● WHAT THE TASK REQUIRES:
Select and copy out every line in the records containing "ratehub".

● GIVEN RECORDS:

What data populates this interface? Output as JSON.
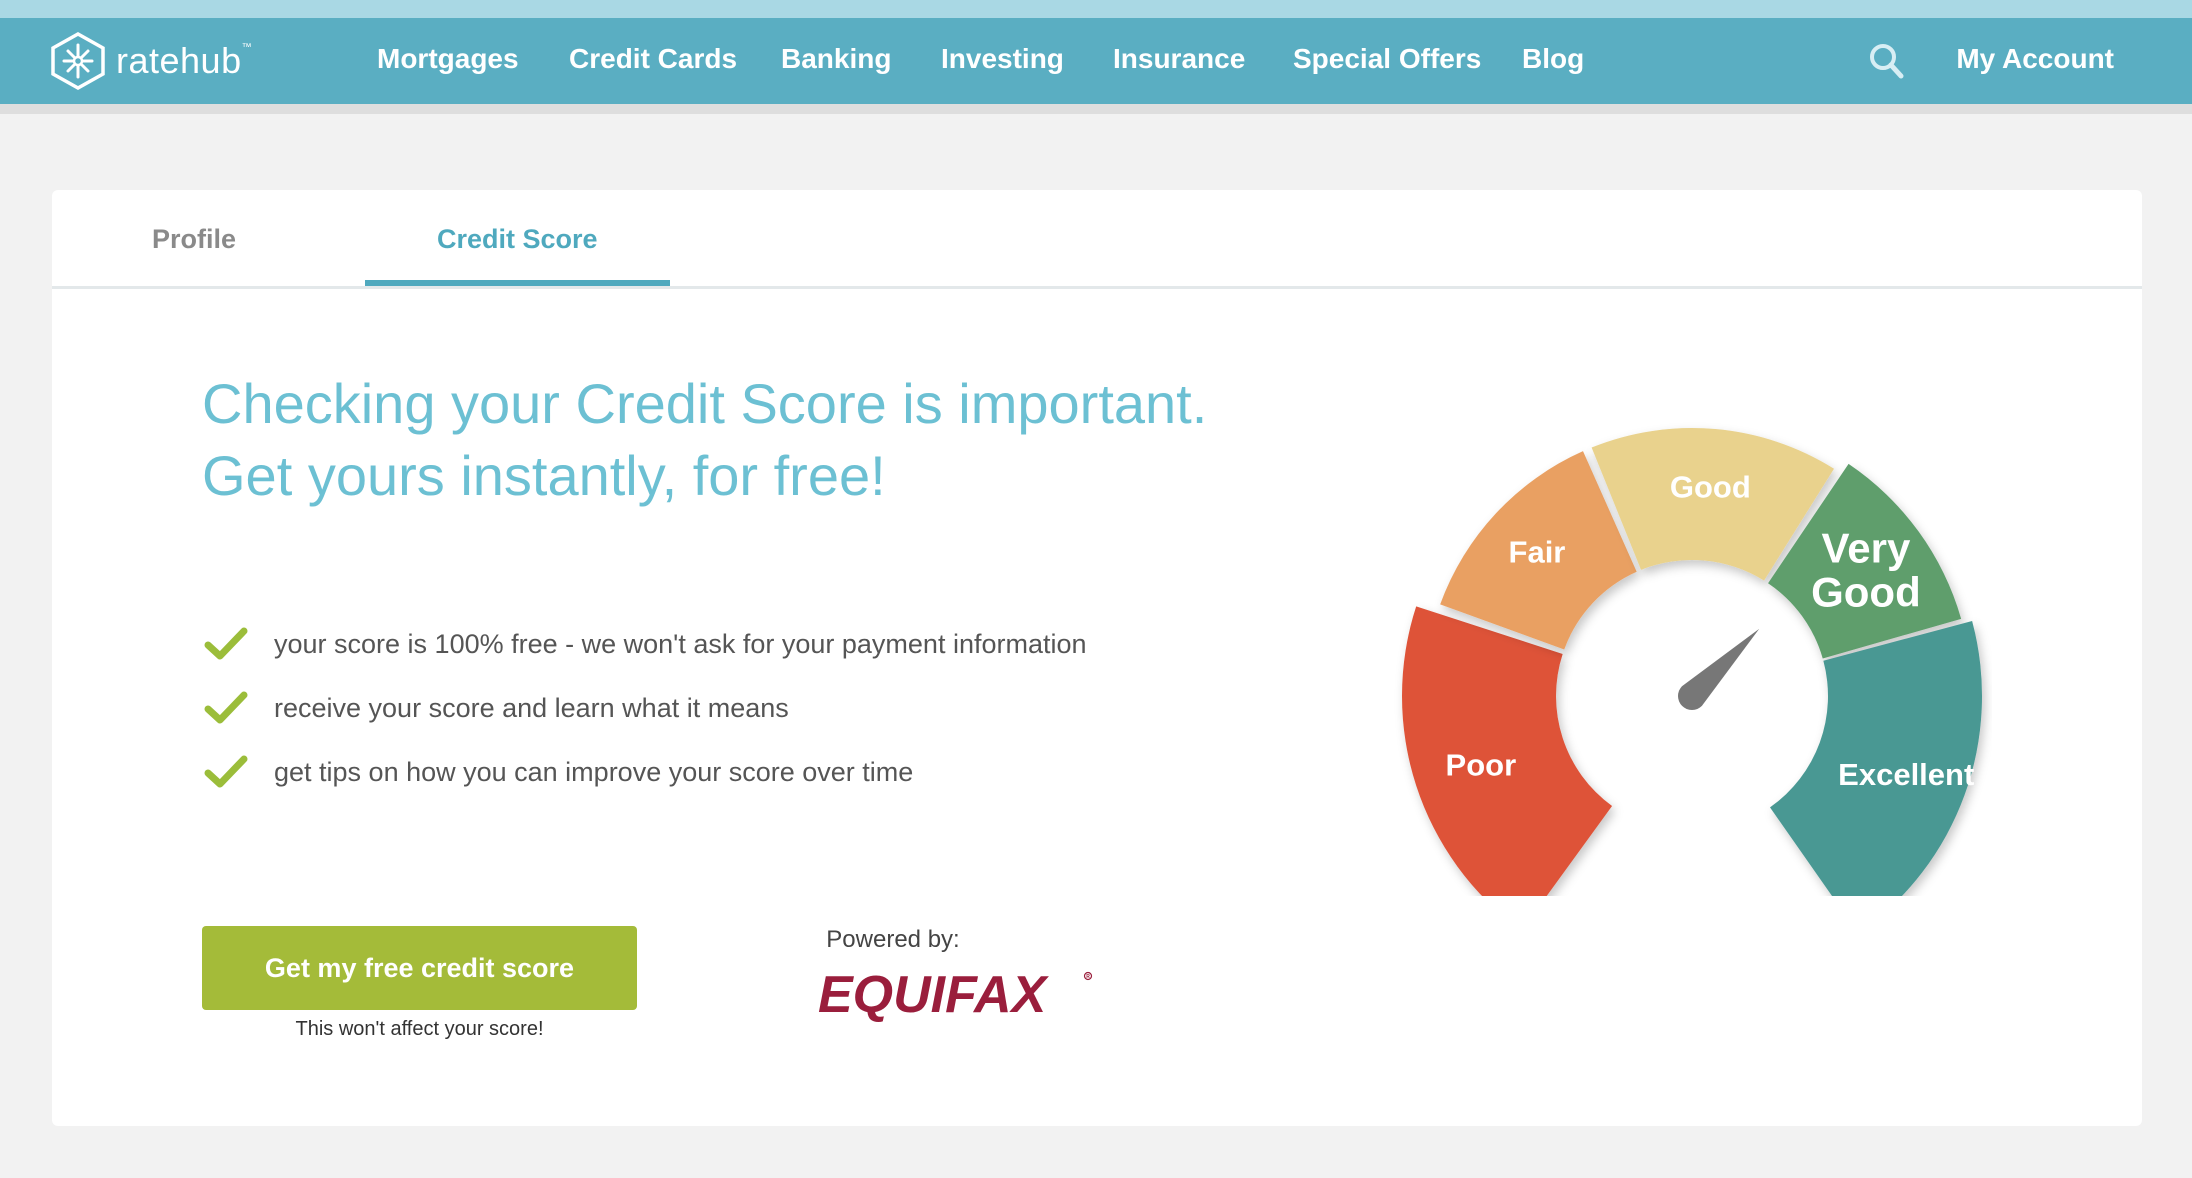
{
  "header": {
    "brand": "ratehub",
    "brand_mark": "™",
    "nav": [
      "Mortgages",
      "Credit Cards",
      "Banking",
      "Investing",
      "Insurance",
      "Special Offers",
      "Blog"
    ],
    "account": "My Account",
    "colors": {
      "bar": "#5aaec2",
      "strip": "#a9d8e4"
    },
    "icons": {
      "logo": "ratehub-logo-icon",
      "search": "search-icon"
    }
  },
  "tabs": {
    "profile": "Profile",
    "credit_score": "Credit Score",
    "active": "Credit Score"
  },
  "main": {
    "headline_line1": "Checking your Credit Score is important.",
    "headline_line2": "Get yours instantly, for free!",
    "benefits": [
      "your score is 100% free - we won't ask for your payment information",
      "receive your score and learn what it means",
      "get tips on how you can improve your score over time"
    ],
    "cta_label": "Get my free credit score",
    "cta_note": "This won't affect your score!",
    "powered_by": "Powered by:",
    "partner_logo": "EQUIFAX",
    "colors": {
      "accent": "#6cc0d3",
      "cta": "#a4bb39",
      "check": "#9bbd3a",
      "partner": "#9a1e3c"
    }
  },
  "gauge": {
    "segments": [
      {
        "label": "Poor",
        "color": "#de5338"
      },
      {
        "label": "Fair",
        "color": "#e9a062"
      },
      {
        "label": "Good",
        "color": "#e9d28d"
      },
      {
        "label": "Very Good",
        "color": "#5e9e6c"
      },
      {
        "label": "Excellent",
        "color": "#489893"
      }
    ],
    "needle_color": "#777777"
  }
}
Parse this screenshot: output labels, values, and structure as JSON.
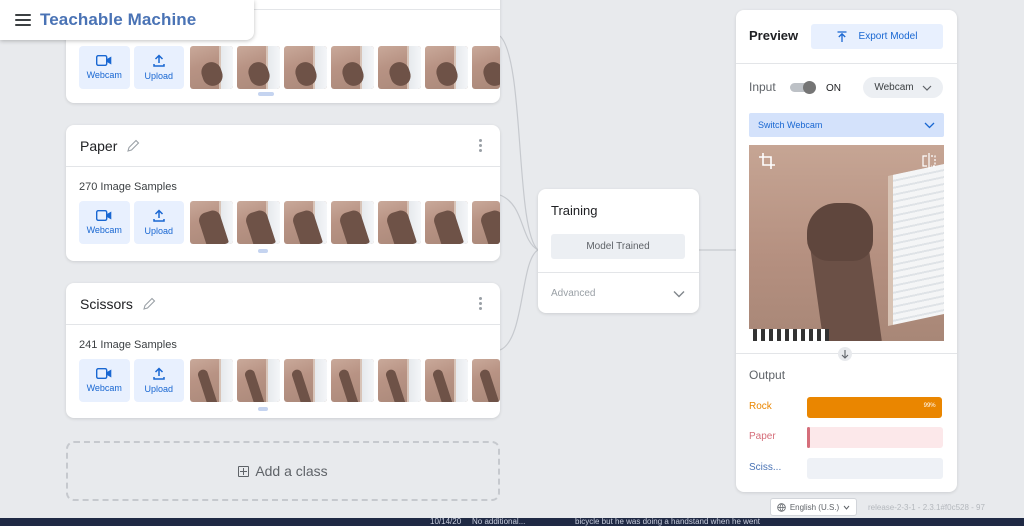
{
  "header": {
    "app_title": "Teachable Machine"
  },
  "classes": [
    {
      "name": "",
      "samples_label": "",
      "webcam_label": "Webcam",
      "upload_label": "Upload"
    },
    {
      "name": "Paper",
      "samples_label": "270 Image Samples",
      "webcam_label": "Webcam",
      "upload_label": "Upload"
    },
    {
      "name": "Scissors",
      "samples_label": "241 Image Samples",
      "webcam_label": "Webcam",
      "upload_label": "Upload"
    }
  ],
  "add_class": {
    "label": "Add a class"
  },
  "training": {
    "title": "Training",
    "button_label": "Model Trained",
    "advanced_label": "Advanced"
  },
  "preview": {
    "title": "Preview",
    "export_label": "Export Model",
    "input_label": "Input",
    "toggle_state": "ON",
    "source_select": "Webcam",
    "switch_webcam_label": "Switch Webcam",
    "output_label": "Output",
    "outputs": [
      {
        "label": "Rock",
        "percent_text": "99%",
        "value": 0.99,
        "color": "#ea8600",
        "track_color": "#ffffff"
      },
      {
        "label": "Paper",
        "percent_text": "",
        "value": 0.01,
        "color": "#d56e7a",
        "track_color": "#fce8ea"
      },
      {
        "label": "Sciss...",
        "percent_text": "",
        "value": 0.0,
        "color": "#4a73b5",
        "track_color": "#eef1f6"
      }
    ]
  },
  "footer": {
    "language": "English (U.S.)",
    "release": "release-2-3-1 - 2.3.1#f0c528 - 97"
  },
  "taskbar": {
    "date_text": "10/14/20",
    "note_text": "No additional...",
    "caption_text": "bicycle but he was doing a handstand when he went"
  },
  "colors": {
    "accent": "#1967d2",
    "brand": "#4a73b5",
    "background": "#e8eaed"
  }
}
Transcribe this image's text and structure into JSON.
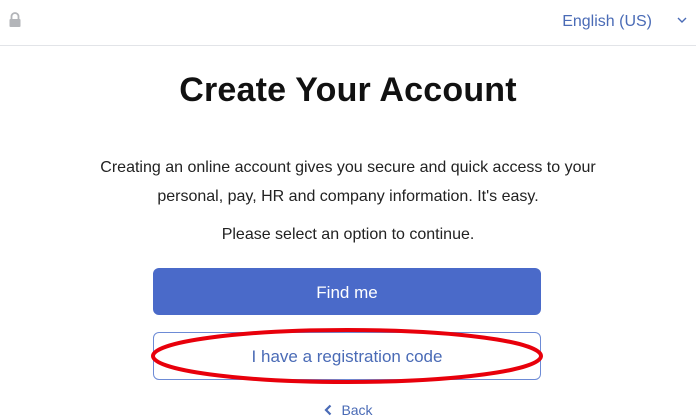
{
  "header": {
    "lock_icon": "lock-icon",
    "language": "English (US)",
    "language_dropdown_icon": "chevron-down-icon"
  },
  "main": {
    "title": "Create Your Account",
    "intro_line1": "Creating an online account gives you secure and quick access to your",
    "intro_line2": "personal, pay, HR and company information. It's easy.",
    "prompt": "Please select an option to continue.",
    "find_me_label": "Find me",
    "registration_code_label": "I have a registration code",
    "back_label": "Back",
    "back_icon": "chevron-left-icon"
  },
  "annotation": {
    "highlight_color": "#e8000b"
  },
  "colors": {
    "primary": "#4a6ac9",
    "link": "#4a6bb6",
    "divider": "#e2e4e8"
  }
}
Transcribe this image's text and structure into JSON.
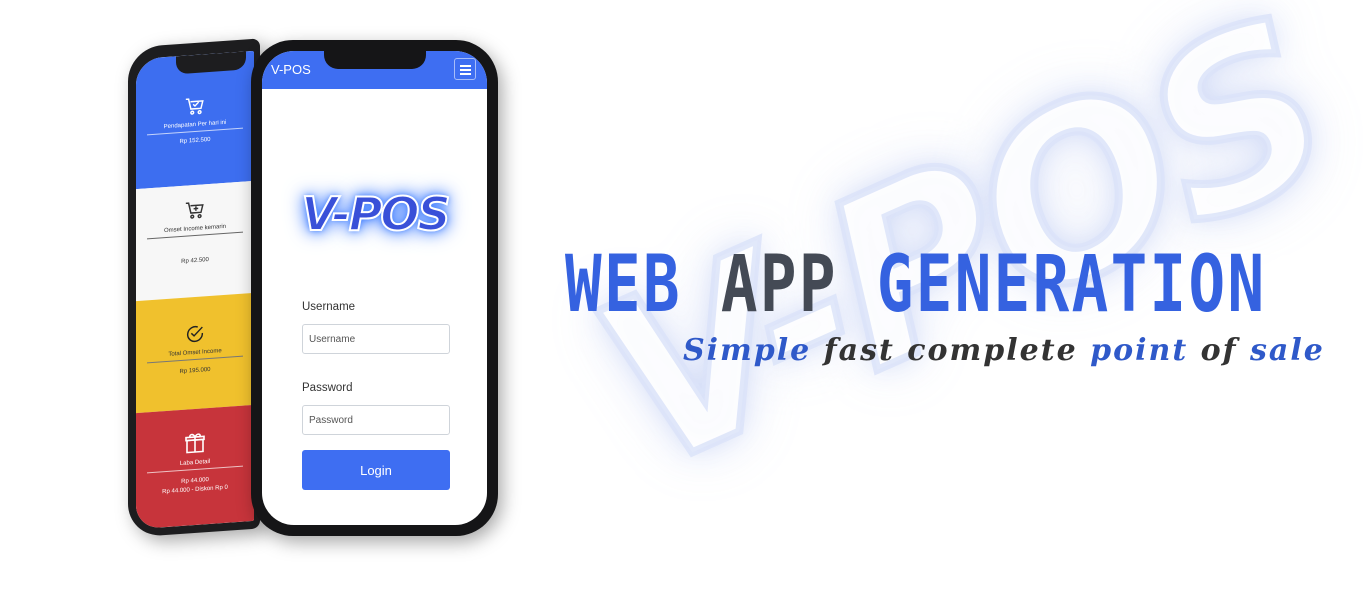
{
  "watermark": {
    "text": "V-POS"
  },
  "headline": {
    "word1": "WEB",
    "word2": "APP",
    "word3": "GENERATION"
  },
  "tagline": {
    "parts": [
      "Simple",
      "fast",
      "complete",
      "point",
      "of",
      "sale"
    ]
  },
  "back_phone": {
    "cards": [
      {
        "label": "Pendapatan Per hari ini",
        "value": "Rp 152.500",
        "icon": "cart-check-icon",
        "color": "#3d6ef0"
      },
      {
        "label": "Omset Income kemarin",
        "value": "Rp 42.500",
        "icon": "cart-plus-icon",
        "color": "#f7f7f7"
      },
      {
        "label": "Total Omset Income",
        "value": "Rp 195.000",
        "icon": "check-circle-icon",
        "color": "#f0c12d"
      },
      {
        "label": "Laba Detail",
        "value": "Rp 44.000",
        "sub": "Rp 44.000 - Diskon Rp 0",
        "icon": "gift-icon",
        "color": "#c7343b"
      }
    ]
  },
  "front_phone": {
    "brand": "V-POS",
    "logo": "V-POS",
    "username_label": "Username",
    "username_placeholder": "Username",
    "password_label": "Password",
    "password_placeholder": "Password",
    "login_label": "Login",
    "accent": "#3e6ef2"
  }
}
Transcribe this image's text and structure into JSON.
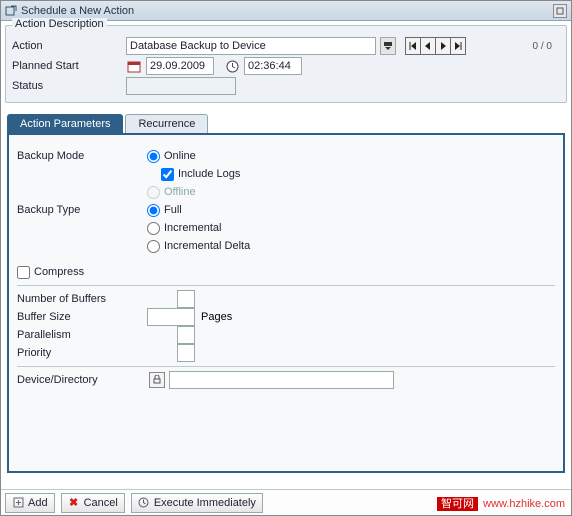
{
  "title": "Schedule a New Action",
  "desc": {
    "legend": "Action Description",
    "actionLabel": "Action",
    "actionValue": "Database Backup to Device",
    "plannedLabel": "Planned Start",
    "date": "29.09.2009",
    "time": "02:36:44",
    "statusLabel": "Status",
    "statusValue": "",
    "counter": "0  /  0"
  },
  "tabs": {
    "actionParams": "Action Parameters",
    "recurrence": "Recurrence"
  },
  "params": {
    "backupModeLabel": "Backup Mode",
    "online": "Online",
    "includeLogs": "Include Logs",
    "offline": "Offline",
    "backupTypeLabel": "Backup Type",
    "full": "Full",
    "incremental": "Incremental",
    "incrementalDelta": "Incremental Delta",
    "compress": "Compress",
    "numBuffersLabel": "Number of Buffers",
    "bufferSizeLabel": "Buffer Size",
    "pagesLabel": "Pages",
    "parallelismLabel": "Parallelism",
    "priorityLabel": "Priority",
    "deviceDirLabel": "Device/Directory"
  },
  "footer": {
    "add": "Add",
    "cancel": "Cancel",
    "execute": "Execute Immediately"
  },
  "watermark": {
    "red": "智可网",
    "url": "www.hzhike.com"
  }
}
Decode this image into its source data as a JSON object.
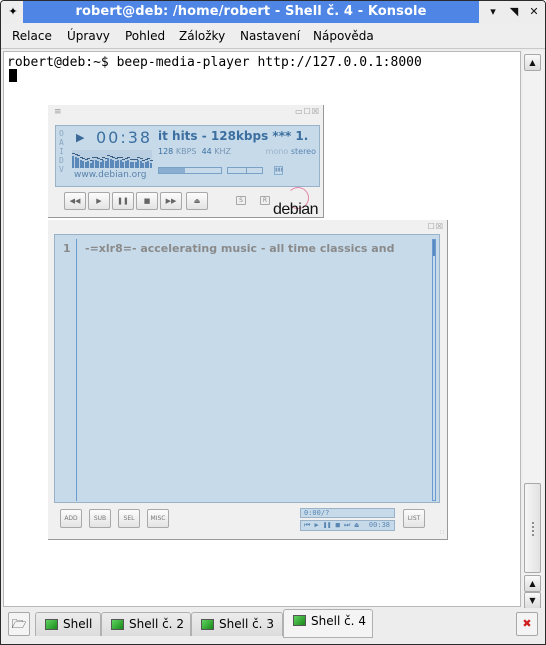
{
  "window": {
    "title": "robert@deb: /home/robert - Shell č. 4 - Konsole",
    "pin_icon": "✦",
    "minimize_icon": "▾",
    "maximize_icon": "◥",
    "close_icon": "✕"
  },
  "menubar": {
    "items": [
      {
        "label": "Relace"
      },
      {
        "label": "Úpravy"
      },
      {
        "label": "Pohled"
      },
      {
        "label": "Záložky"
      },
      {
        "label": "Nastavení"
      },
      {
        "label": "Nápověda"
      }
    ]
  },
  "terminal": {
    "prompt": "robert@deb:~$ ",
    "command": "beep-media-player http://127.0.0.1:8000",
    "scroll_up_icon": "▲",
    "scroll_down_icon": "▼"
  },
  "player": {
    "menu_icon": "≡",
    "window_buttons": "▭☐☒",
    "oaidv": [
      "O",
      "A",
      "I",
      "D",
      "V"
    ],
    "play_indicator": "▶",
    "time": "00:38",
    "visualizer_levels": [
      0.85,
      0.75,
      0.7,
      0.55,
      0.5,
      0.45,
      0.5,
      0.35,
      0.6,
      0.55,
      0.5,
      0.4,
      0.55,
      0.5,
      0.7,
      0.65,
      0.55,
      0.5,
      0.6,
      0.55,
      0.45,
      0.5,
      0.6,
      0.45,
      0.4,
      0.45,
      0.55,
      0.5,
      0.35,
      0.4,
      0.5,
      0.35
    ],
    "url": "www.debian.org",
    "song_title": "it hits - 128kbps  ***  1.",
    "bitrate": "128",
    "bitrate_unit": "KBPS",
    "samplerate": "44",
    "samplerate_unit": "KHZ",
    "mono_label": "mono",
    "stereo_label": "stereo",
    "seek_progress": 0.42,
    "eq_button": "▮▮▮",
    "playlist_button": "☰",
    "controls": {
      "prev": "◀◀",
      "play": "▶",
      "pause": "❚❚",
      "stop": "■",
      "next": "▶▶",
      "eject": "⏏"
    },
    "shuffle_label": "S",
    "repeat_label": "R",
    "logo_text": "debian"
  },
  "playlist": {
    "window_buttons": "☐☒",
    "entries": [
      {
        "number": "1",
        "title": "-=xlr8=- accelerating music - all time classics and"
      }
    ],
    "buttons": {
      "add": "ADD",
      "sub": "SUB",
      "sel": "SEL",
      "misc": "MISC",
      "list": "LIST"
    },
    "time_readout": "0:00/?",
    "mini_controls": "⏮ ▶ ❚❚ ■ ⏭ ⏏",
    "mini_time": "00:38",
    "resize_grip": "∷"
  },
  "tabs": {
    "new_tab_icon": "🗁",
    "items": [
      {
        "label": "Shell",
        "active": false
      },
      {
        "label": "Shell č. 2",
        "active": false
      },
      {
        "label": "Shell č. 3",
        "active": false
      },
      {
        "label": "Shell č. 4",
        "active": true
      }
    ],
    "close_tab_icon": "✖"
  }
}
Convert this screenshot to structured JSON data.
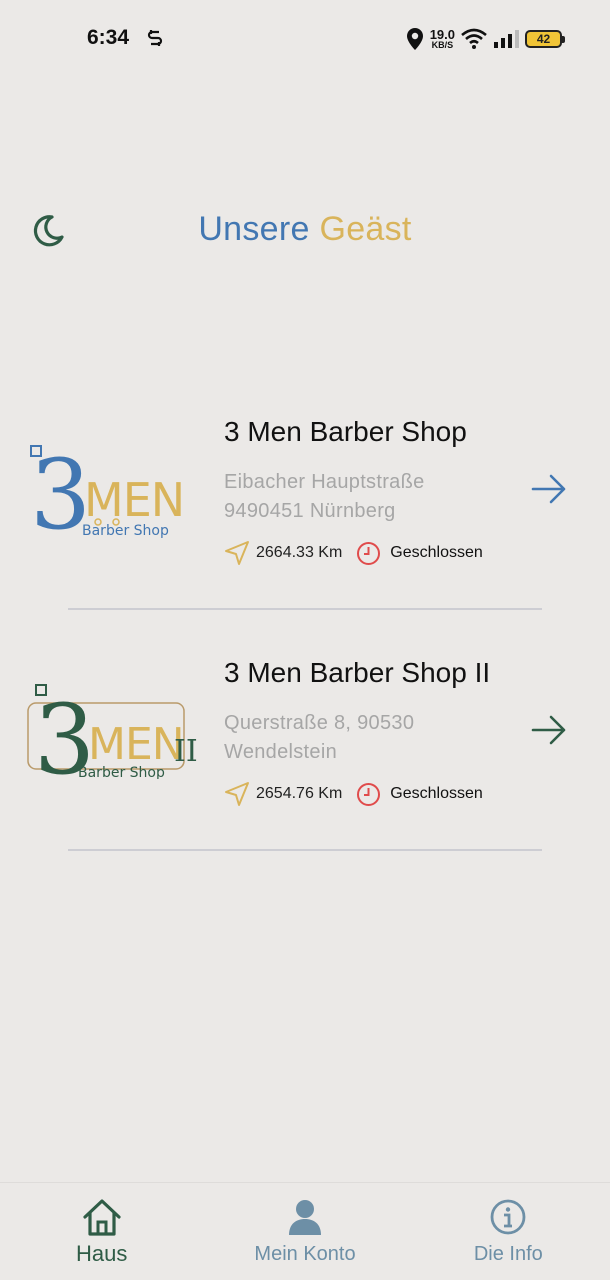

● WRITTEN SOLUTION:
    "brand": "ratehub",
      "logo": "ratehub-logo-icon",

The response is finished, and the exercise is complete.